(Figure record extracts)
** start **

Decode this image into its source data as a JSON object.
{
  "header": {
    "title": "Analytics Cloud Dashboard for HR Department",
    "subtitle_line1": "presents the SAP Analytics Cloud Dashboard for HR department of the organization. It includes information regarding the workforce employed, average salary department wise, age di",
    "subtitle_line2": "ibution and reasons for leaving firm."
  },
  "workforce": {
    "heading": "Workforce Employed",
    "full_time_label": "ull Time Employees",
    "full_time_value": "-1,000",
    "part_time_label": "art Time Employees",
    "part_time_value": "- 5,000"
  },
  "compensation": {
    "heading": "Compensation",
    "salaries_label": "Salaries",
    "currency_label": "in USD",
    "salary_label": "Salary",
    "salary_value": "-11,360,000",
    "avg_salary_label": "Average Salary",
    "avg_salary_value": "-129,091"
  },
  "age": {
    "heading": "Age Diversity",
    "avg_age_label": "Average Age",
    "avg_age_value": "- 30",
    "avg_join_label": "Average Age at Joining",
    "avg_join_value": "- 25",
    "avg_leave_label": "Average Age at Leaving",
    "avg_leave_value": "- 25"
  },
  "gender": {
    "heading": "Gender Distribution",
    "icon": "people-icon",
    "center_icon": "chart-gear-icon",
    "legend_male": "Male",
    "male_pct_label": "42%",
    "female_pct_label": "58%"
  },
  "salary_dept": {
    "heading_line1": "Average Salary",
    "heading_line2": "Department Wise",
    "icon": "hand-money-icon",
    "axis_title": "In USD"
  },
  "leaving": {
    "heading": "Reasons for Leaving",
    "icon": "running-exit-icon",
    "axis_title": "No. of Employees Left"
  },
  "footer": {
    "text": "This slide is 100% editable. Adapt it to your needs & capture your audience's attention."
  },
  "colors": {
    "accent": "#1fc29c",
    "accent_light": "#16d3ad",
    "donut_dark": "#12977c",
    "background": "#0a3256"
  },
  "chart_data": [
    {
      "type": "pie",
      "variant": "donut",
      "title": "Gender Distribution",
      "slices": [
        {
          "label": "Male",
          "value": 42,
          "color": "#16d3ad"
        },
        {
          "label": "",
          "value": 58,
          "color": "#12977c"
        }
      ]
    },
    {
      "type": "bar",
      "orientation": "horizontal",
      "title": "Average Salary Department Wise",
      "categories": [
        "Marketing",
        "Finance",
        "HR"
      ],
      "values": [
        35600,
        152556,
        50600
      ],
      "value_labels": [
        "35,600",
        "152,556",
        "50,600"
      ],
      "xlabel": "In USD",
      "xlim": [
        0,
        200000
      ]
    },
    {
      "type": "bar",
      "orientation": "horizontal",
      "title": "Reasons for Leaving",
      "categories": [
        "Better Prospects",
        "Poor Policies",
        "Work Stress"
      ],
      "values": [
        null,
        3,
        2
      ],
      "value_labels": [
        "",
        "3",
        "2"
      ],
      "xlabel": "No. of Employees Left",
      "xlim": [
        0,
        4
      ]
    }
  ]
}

** end **

• Directions for this task: State how many lines of the listing hold the string "xlabel"; reply with the number and nothing else.

• Solution for this problem: 2